(Recorded data)
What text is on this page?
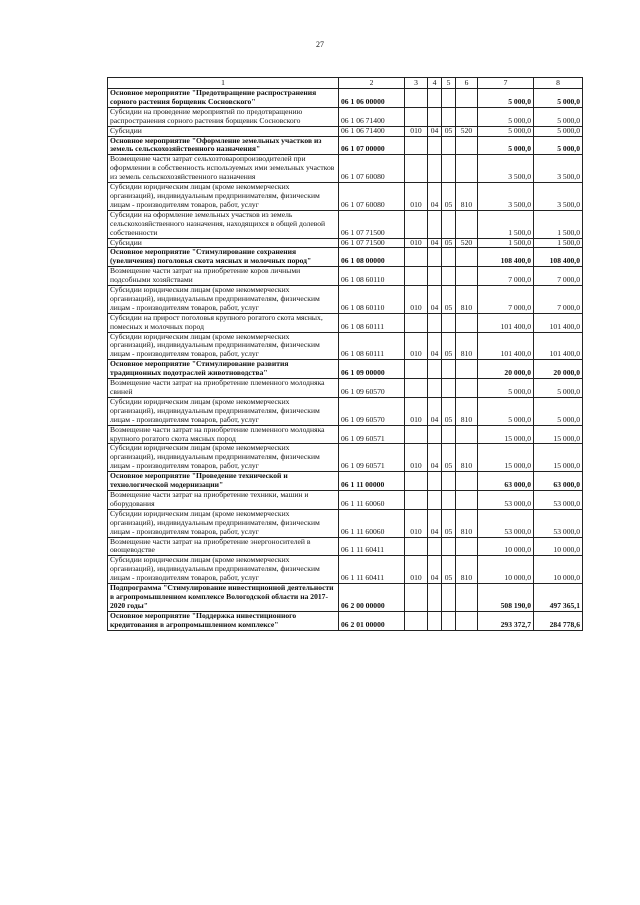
27
1	2	3	4	5	6	7	8
Основное мероприятие "Предотвращение распространения сорного растения борщевик Сосновского"	06 1 06 00000					5 000,0	5 000,0
Субсидии на проведение мероприятий по предотвращению распространения сорного растения борщевик Сосновского	06 1 06 71400					5 000,0	5 000,0
Субсидии	06 1 06 71400	010	04	05	520	5 000,0	5 000,0
Основное мероприятие "Оформление земельных участков из земель сельскохозяйственного назначения"	06 1 07 00000					5 000,0	5 000,0
Возмещение части затрат сельхозтоваропроизводителей при оформлении в собственность используемых ими земельных участков из земель сельскохозяйственного назначения	06 1 07 60080					3 500,0	3 500,0
Субсидии юридическим лицам (кроме некоммерческих организаций), индивидуальным предпринимателям, физическим лицам - производителям товаров, работ, услуг	06 1 07 60080	010	04	05	810	3 500,0	3 500,0
Субсидии на оформление земельных участков из земель сельскохозяйственного назначения, находящихся в общей долевой собственности	06 1 07 71500					1 500,0	1 500,0
Субсидии	06 1 07 71500	010	04	05	520	1 500,0	1 500,0
Основное мероприятие "Стимулирование сохранения (увеличения) поголовья скота мясных и молочных пород"	06 1 08 00000					108 400,0	108 400,0
Возмещение части затрат на приобретение коров личными подсобными хозяйствами	06 1 08 60110					7 000,0	7 000,0
Субсидии юридическим лицам (кроме некоммерческих организаций), индивидуальным предпринимателям, физическим лицам - производителям товаров, работ, услуг	06 1 08 60110	010	04	05	810	7 000,0	7 000,0
Субсидии на прирост поголовья крупного рогатого скота мясных, помесных и молочных пород	06 1 08 60111					101 400,0	101 400,0
Субсидии юридическим лицам (кроме некоммерческих организаций), индивидуальным предпринимателям, физическим лицам - производителям товаров, работ, услуг	06 1 08 60111	010	04	05	810	101 400,0	101 400,0
Основное мероприятие "Стимулирование развития традиционных подотраслей животноводства"	06 1 09 00000					20 000,0	20 000,0
Возмещение части затрат на приобретение племенного молодняка свиней	06 1 09 60570					5 000,0	5 000,0
Субсидии юридическим лицам (кроме некоммерческих организаций), индивидуальным предпринимателям, физическим лицам - производителям товаров, работ, услуг	06 1 09 60570	010	04	05	810	5 000,0	5 000,0
Возмещение части затрат на приобретение племенного молодняка крупного рогатого скота мясных пород	06 1 09 60571					15 000,0	15 000,0
Субсидии юридическим лицам (кроме некоммерческих организаций), индивидуальным предпринимателям, физическим лицам - производителям товаров, работ, услуг	06 1 09 60571	010	04	05	810	15 000,0	15 000,0
Основное мероприятие "Проведение технической и технологической модернизации"	06 1 11 00000					63 000,0	63 000,0
Возмещение части затрат на приобретение техники, машин и оборудования	06 1 11 60060					53 000,0	53 000,0
Субсидии юридическим лицам (кроме некоммерческих организаций), индивидуальным предпринимателям, физическим лицам - производителям товаров, работ, услуг	06 1 11 60060	010	04	05	810	53 000,0	53 000,0
Возмещение части затрат на приобретение энергоносителей в овощеводстве	06 1 11 60411					10 000,0	10 000,0
Субсидии юридическим лицам (кроме некоммерческих организаций), индивидуальным предпринимателям, физическим лицам - производителям товаров, работ, услуг	06 1 11 60411	010	04	05	810	10 000,0	10 000,0
Подпрограмма "Стимулирование инвестиционной деятельности в агропромышленном комплексе Вологодской области на 2017-2020 годы"	06 2 00 00000					508 190,0	497 365,1
Основное мероприятие "Поддержка инвестиционного кредитования в агропромышленном комплексе"	06 2 01 00000					293 372,7	284 778,6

EXERCISE AIM -> Omit the pictures, then output the rest of the listing exactly.

RESPONSE TO THIS TASK ->
What text is on this page?
27
1	2	3	4	5	6	7	8
Основное мероприятие "Предотвращение распространения сорного растения борщевик Сосновского"	06 1 06 00000					5 000,0	5 000,0
Субсидии на проведение мероприятий по предотвращению распространения сорного растения борщевик Сосновского	06 1 06 71400					5 000,0	5 000,0
Субсидии	06 1 06 71400	010	04	05	520	5 000,0	5 000,0
Основное мероприятие "Оформление земельных участков из земель сельскохозяйственного назначения"	06 1 07 00000					5 000,0	5 000,0
Возмещение части затрат сельхозтоваропроизводителей при оформлении в собственность используемых ими земельных участков из земель сельскохозяйственного назначения	06 1 07 60080					3 500,0	3 500,0
Субсидии юридическим лицам (кроме некоммерческих организаций), индивидуальным предпринимателям, физическим лицам - производителям товаров, работ, услуг	06 1 07 60080	010	04	05	810	3 500,0	3 500,0
Субсидии на оформление земельных участков из земель сельскохозяйственного назначения, находящихся в общей долевой собственности	06 1 07 71500					1 500,0	1 500,0
Субсидии	06 1 07 71500	010	04	05	520	1 500,0	1 500,0
Основное мероприятие "Стимулирование сохранения (увеличения) поголовья скота мясных и молочных пород"	06 1 08 00000					108 400,0	108 400,0
Возмещение части затрат на приобретение коров личными подсобными хозяйствами	06 1 08 60110					7 000,0	7 000,0
Субсидии юридическим лицам (кроме некоммерческих организаций), индивидуальным предпринимателям, физическим лицам - производителям товаров, работ, услуг	06 1 08 60110	010	04	05	810	7 000,0	7 000,0
Субсидии на прирост поголовья крупного рогатого скота мясных, помесных и молочных пород	06 1 08 60111					101 400,0	101 400,0
Субсидии юридическим лицам (кроме некоммерческих организаций), индивидуальным предпринимателям, физическим лицам - производителям товаров, работ, услуг	06 1 08 60111	010	04	05	810	101 400,0	101 400,0
Основное мероприятие "Стимулирование развития традиционных подотраслей животноводства"	06 1 09 00000					20 000,0	20 000,0
Возмещение части затрат на приобретение племенного молодняка свиней	06 1 09 60570					5 000,0	5 000,0
Субсидии юридическим лицам (кроме некоммерческих организаций), индивидуальным предпринимателям, физическим лицам - производителям товаров, работ, услуг	06 1 09 60570	010	04	05	810	5 000,0	5 000,0
Возмещение части затрат на приобретение племенного молодняка крупного рогатого скота мясных пород	06 1 09 60571					15 000,0	15 000,0
Субсидии юридическим лицам (кроме некоммерческих организаций), индивидуальным предпринимателям, физическим лицам - производителям товаров, работ, услуг	06 1 09 60571	010	04	05	810	15 000,0	15 000,0
Основное мероприятие "Проведение технической и технологической модернизации"	06 1 11 00000					63 000,0	63 000,0
Возмещение части затрат на приобретение техники, машин и оборудования	06 1 11 60060					53 000,0	53 000,0
Субсидии юридическим лицам (кроме некоммерческих организаций), индивидуальным предпринимателям, физическим лицам - производителям товаров, работ, услуг	06 1 11 60060	010	04	05	810	53 000,0	53 000,0
Возмещение части затрат на приобретение энергоносителей в овощеводстве	06 1 11 60411					10 000,0	10 000,0
Субсидии юридическим лицам (кроме некоммерческих организаций), индивидуальным предпринимателям, физическим лицам - производителям товаров, работ, услуг	06 1 11 60411	010	04	05	810	10 000,0	10 000,0
Подпрограмма "Стимулирование инвестиционной деятельности в агропромышленном комплексе Вологодской области на 2017-2020 годы"	06 2 00 00000					508 190,0	497 365,1
Основное мероприятие "Поддержка инвестиционного кредитования в агропромышленном комплексе"	06 2 01 00000					293 372,7	284 778,6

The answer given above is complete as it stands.